Data shown
________

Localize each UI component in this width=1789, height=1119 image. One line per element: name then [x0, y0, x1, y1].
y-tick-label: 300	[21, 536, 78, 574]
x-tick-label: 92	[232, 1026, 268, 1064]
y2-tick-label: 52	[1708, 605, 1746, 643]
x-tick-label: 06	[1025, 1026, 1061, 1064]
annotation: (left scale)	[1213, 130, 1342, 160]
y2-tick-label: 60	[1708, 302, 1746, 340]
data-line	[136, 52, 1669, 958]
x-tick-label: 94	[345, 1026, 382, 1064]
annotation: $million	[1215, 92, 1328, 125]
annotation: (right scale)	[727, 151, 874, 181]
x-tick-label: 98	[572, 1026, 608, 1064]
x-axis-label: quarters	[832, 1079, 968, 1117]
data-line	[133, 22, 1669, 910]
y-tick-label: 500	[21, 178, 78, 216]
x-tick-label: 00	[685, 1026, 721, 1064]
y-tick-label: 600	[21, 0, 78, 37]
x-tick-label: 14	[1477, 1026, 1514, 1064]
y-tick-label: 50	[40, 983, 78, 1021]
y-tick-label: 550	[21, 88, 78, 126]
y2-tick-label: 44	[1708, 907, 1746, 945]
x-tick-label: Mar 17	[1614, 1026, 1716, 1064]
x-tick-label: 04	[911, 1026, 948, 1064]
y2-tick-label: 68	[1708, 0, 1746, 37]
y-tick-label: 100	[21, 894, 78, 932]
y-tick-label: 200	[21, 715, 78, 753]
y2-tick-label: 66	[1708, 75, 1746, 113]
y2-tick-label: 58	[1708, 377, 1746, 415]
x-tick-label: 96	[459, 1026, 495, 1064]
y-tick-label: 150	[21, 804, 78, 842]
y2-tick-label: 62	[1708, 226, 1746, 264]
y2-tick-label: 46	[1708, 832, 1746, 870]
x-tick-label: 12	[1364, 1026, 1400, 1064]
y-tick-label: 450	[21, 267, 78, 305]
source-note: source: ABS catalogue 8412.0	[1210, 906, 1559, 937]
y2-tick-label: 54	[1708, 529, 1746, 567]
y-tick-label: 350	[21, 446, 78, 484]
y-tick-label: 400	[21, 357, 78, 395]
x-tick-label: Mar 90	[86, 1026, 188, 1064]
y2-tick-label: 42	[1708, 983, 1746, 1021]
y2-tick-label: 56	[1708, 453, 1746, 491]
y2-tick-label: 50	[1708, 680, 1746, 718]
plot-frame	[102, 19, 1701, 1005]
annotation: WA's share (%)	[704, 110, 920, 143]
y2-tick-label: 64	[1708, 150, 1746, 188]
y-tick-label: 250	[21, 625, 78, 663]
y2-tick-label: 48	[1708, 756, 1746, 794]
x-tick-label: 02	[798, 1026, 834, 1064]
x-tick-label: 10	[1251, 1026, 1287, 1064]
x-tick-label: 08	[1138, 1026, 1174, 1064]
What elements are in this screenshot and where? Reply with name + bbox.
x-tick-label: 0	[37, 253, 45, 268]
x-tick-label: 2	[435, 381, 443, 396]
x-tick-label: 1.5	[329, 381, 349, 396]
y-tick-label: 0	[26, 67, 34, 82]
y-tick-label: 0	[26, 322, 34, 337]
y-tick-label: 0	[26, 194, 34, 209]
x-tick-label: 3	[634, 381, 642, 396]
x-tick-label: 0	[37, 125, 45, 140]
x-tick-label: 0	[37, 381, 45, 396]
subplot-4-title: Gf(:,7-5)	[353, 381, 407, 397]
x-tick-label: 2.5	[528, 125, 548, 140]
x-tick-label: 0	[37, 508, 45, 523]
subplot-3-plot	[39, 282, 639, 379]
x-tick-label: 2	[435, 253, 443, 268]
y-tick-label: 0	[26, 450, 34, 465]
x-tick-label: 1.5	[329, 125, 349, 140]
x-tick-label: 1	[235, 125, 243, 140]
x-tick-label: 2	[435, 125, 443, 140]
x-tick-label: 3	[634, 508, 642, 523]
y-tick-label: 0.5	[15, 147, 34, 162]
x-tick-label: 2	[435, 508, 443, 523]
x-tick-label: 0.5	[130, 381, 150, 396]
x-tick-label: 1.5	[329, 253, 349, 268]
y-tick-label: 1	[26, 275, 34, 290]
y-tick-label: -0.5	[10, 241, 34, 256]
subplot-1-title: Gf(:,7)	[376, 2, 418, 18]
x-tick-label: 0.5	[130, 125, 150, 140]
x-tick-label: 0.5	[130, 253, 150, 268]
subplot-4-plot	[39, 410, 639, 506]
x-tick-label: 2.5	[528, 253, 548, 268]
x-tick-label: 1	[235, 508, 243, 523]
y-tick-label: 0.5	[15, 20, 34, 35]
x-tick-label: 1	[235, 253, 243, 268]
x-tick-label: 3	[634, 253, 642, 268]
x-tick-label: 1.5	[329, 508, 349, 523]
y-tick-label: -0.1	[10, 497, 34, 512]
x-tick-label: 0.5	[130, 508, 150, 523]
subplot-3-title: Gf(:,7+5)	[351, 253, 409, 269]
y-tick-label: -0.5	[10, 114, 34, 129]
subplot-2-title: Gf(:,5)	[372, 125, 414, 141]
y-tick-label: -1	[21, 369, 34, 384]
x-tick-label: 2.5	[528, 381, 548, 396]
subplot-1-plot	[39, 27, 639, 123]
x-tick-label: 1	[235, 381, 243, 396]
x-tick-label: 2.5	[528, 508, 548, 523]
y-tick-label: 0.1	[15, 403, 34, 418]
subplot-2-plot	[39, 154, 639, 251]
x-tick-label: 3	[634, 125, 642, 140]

________

Please count the rows of the records above that contain the string "line", with case taken into account, and give only that number.

Exercise solution
3